◆ **Set problem 1**
In the entries, copy out verbatim every line from the one containing "data-label: 20,63 [172,312,195,322]" through the one containing "x-tick-label: Seine [334,441,357,451]", including both of those lines.

◆ **Excerpt**
☆ ☆ ☆ ☆

The Trailmen, on their third annual visit to the facility, home to more than 400 veterans, were joined by troop family members, St. Andrew parishioners and students from Saint John Paul the Great Catholic High School in Dumfries.

James and Megan McCaskey, students at Saint John Paul the Great, began the card effort at the school three years ago. A couple of weeks ago, they and other students staffed a table during lunch periods to invite students to write cards to the veterans. Sophomore Teddy Durant said it was a way to give back.

“My dad is a veteran, so I understand the sacrifices they make and how hard it is to readjust to civilian life,” he said. “I sent a brief message of appreciation, wished them a Merry Christmas and promised to pray for them.”

Junior Camryn Stryker believes the cards reinforce the real meaning of Christmas.

“I think it might mean more to someone to receive real, heartfelt word of thanks rather than a store-bought gift,” she said. “It’s a very small way to give back and show appreciation.”

Senior Sam Davis said he thanked the veterans for their service and told them they are heroes.

☆ ☆ ☆ ☆

Collected data:

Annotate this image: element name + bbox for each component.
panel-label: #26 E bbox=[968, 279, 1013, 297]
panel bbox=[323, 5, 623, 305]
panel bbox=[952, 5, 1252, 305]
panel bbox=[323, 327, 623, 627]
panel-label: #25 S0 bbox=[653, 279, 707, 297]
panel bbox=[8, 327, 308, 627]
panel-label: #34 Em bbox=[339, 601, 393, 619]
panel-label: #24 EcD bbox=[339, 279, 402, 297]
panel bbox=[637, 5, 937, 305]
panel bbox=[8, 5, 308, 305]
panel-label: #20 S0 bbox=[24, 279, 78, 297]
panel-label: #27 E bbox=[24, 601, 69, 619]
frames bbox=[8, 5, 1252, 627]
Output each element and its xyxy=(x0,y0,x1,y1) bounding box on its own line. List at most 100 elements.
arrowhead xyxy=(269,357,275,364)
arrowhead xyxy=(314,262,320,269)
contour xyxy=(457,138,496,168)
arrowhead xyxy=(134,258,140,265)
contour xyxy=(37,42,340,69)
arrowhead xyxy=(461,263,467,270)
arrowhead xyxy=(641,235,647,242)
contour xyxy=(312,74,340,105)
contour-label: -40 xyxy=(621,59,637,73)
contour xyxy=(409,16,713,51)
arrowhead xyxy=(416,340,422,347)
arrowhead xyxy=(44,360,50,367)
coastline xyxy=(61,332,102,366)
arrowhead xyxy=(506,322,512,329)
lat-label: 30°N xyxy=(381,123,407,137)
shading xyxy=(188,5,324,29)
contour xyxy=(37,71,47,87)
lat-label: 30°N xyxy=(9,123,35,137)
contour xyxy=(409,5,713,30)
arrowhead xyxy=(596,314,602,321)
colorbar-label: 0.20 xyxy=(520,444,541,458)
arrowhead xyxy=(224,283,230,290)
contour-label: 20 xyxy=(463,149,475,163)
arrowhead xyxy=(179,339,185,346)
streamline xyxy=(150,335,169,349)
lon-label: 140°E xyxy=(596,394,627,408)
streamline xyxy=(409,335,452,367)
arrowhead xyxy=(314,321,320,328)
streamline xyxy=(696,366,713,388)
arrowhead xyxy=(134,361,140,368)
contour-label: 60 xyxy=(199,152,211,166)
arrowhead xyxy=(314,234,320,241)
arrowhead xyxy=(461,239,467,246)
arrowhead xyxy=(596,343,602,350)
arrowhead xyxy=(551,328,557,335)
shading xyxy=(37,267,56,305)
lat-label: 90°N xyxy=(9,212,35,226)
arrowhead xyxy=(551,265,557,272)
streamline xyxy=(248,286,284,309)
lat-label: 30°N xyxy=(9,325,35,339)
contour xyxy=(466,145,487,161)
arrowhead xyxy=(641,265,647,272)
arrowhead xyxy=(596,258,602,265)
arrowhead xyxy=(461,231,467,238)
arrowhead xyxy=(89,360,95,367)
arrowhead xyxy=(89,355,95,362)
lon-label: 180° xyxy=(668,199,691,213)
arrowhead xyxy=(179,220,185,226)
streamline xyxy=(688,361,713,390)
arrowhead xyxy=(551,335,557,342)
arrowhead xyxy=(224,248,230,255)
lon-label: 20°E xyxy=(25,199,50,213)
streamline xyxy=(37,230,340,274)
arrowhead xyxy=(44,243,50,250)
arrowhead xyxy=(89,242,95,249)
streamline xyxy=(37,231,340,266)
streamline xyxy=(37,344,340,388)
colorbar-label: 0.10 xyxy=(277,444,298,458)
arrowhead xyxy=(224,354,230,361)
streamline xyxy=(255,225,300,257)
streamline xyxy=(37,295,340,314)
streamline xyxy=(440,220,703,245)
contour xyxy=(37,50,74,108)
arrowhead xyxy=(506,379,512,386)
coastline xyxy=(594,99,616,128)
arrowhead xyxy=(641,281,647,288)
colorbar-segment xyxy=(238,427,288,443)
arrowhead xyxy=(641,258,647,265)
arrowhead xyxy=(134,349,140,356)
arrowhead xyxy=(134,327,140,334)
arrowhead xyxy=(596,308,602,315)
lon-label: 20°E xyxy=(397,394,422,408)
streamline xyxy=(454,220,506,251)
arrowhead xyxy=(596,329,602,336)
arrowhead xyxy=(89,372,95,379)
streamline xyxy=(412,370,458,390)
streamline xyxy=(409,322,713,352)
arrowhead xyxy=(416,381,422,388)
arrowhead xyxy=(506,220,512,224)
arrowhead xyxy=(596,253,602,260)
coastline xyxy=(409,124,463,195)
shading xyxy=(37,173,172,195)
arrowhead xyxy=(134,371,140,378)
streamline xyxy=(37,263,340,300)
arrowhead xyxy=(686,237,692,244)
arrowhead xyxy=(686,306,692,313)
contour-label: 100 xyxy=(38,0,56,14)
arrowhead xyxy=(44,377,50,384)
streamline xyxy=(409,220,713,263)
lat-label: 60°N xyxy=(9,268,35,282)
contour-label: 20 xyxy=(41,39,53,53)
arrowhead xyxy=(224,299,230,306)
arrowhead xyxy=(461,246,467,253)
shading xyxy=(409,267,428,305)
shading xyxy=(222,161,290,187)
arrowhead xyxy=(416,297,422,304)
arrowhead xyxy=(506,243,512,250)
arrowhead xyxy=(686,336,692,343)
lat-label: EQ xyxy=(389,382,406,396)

☆ ☆ ☆ ☆

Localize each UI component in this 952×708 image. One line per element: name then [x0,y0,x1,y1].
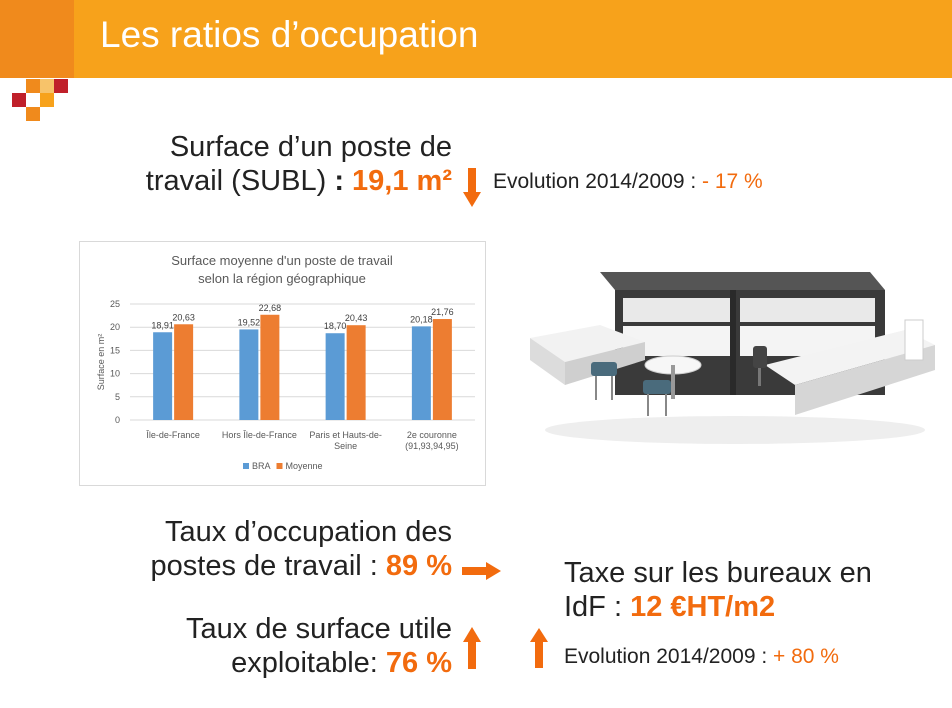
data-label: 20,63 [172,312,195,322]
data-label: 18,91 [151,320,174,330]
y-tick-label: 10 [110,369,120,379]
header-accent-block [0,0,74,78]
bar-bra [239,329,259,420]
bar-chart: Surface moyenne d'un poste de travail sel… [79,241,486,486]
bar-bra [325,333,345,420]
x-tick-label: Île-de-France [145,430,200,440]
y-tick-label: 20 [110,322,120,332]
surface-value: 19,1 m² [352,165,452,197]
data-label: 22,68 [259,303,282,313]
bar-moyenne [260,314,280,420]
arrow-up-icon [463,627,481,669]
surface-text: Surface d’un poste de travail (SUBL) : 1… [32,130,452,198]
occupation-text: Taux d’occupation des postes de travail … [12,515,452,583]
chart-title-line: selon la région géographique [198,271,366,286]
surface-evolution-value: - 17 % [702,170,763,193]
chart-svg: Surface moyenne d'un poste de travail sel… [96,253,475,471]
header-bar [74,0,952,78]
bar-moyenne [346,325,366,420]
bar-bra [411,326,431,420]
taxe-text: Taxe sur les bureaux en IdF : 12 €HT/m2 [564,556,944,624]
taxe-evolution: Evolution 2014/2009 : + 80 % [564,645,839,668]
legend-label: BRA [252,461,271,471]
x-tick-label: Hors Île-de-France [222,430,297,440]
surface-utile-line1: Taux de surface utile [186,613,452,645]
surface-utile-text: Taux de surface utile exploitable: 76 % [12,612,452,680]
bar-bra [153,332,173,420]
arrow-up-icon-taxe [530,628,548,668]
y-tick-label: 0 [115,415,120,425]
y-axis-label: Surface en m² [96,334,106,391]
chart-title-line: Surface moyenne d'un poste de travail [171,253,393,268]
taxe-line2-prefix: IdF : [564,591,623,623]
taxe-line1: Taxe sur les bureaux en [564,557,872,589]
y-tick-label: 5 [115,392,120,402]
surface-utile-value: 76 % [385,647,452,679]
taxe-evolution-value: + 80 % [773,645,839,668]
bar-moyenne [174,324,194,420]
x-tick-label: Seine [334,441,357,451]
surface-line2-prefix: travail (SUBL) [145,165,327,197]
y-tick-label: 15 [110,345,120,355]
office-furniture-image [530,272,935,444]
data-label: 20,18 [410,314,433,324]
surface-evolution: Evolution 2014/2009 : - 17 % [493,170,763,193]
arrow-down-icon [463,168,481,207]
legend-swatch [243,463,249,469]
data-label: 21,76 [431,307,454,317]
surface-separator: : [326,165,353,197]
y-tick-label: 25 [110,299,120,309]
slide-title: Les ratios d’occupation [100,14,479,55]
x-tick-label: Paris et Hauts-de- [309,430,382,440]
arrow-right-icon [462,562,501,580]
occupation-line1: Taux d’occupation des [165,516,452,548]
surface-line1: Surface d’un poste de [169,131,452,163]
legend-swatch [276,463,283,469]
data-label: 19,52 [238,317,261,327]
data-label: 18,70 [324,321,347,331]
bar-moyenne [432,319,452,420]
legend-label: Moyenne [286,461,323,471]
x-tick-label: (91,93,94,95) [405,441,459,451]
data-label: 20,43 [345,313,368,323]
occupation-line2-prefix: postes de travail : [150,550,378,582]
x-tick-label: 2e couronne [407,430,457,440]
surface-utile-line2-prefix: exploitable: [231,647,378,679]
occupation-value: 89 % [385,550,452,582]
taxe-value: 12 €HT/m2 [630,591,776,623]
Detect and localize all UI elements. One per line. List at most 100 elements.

☆ ☆ ☆ ☆

◆ **Set problem 2**
In the excerpt about the holiday cards for veterans, who began the card effort at Saint John Paul the Great?

◆ **Task response 1**
data-label: 20,63 [172,312,195,322]
data-label: 18,91 [151,320,174,330]
y-tick-label: 10 [110,369,120,379]
header-accent-block [0,0,74,78]
bar-bra [239,329,259,420]
bar-chart: Surface moyenne d'un poste de travail sel… [79,241,486,486]
bar-bra [325,333,345,420]
x-tick-label: Île-de-France [145,430,200,440]
y-tick-label: 20 [110,322,120,332]
surface-value: 19,1 m² [352,165,452,197]
data-label: 22,68 [259,303,282,313]
bar-moyenne [260,314,280,420]
arrow-up-icon [463,627,481,669]
surface-text: Surface d’un poste de travail (SUBL) : 1… [32,130,452,198]
occupation-text: Taux d’occupation des postes de travail … [12,515,452,583]
chart-title-line: selon la région géographique [198,271,366,286]
surface-evolution-value: - 17 % [702,170,763,193]
chart-svg: Surface moyenne d'un poste de travail sel… [96,253,475,471]
header-bar [74,0,952,78]
bar-moyenne [346,325,366,420]
bar-bra [411,326,431,420]
taxe-text: Taxe sur les bureaux en IdF : 12 €HT/m2 [564,556,944,624]
taxe-evolution: Evolution 2014/2009 : + 80 % [564,645,839,668]
legend-label: BRA [252,461,271,471]
x-tick-label: Hors Île-de-France [222,430,297,440]
surface-utile-line1: Taux de surface utile [186,613,452,645]
surface-utile-text: Taux de surface utile exploitable: 76 % [12,612,452,680]
bar-bra [153,332,173,420]
arrow-up-icon-taxe [530,628,548,668]
y-tick-label: 0 [115,415,120,425]
y-axis-label: Surface en m² [96,334,106,391]
chart-title-line: Surface moyenne d'un poste de travail [171,253,393,268]
taxe-line2-prefix: IdF : [564,591,623,623]
taxe-line1: Taxe sur les bureaux en [564,557,872,589]
y-tick-label: 5 [115,392,120,402]
surface-utile-value: 76 % [385,647,452,679]
taxe-evolution-value: + 80 % [773,645,839,668]
bar-moyenne [174,324,194,420]
x-tick-label: Seine [334,441,357,451]

◆ **Task response 2**
James and Megan McCaskey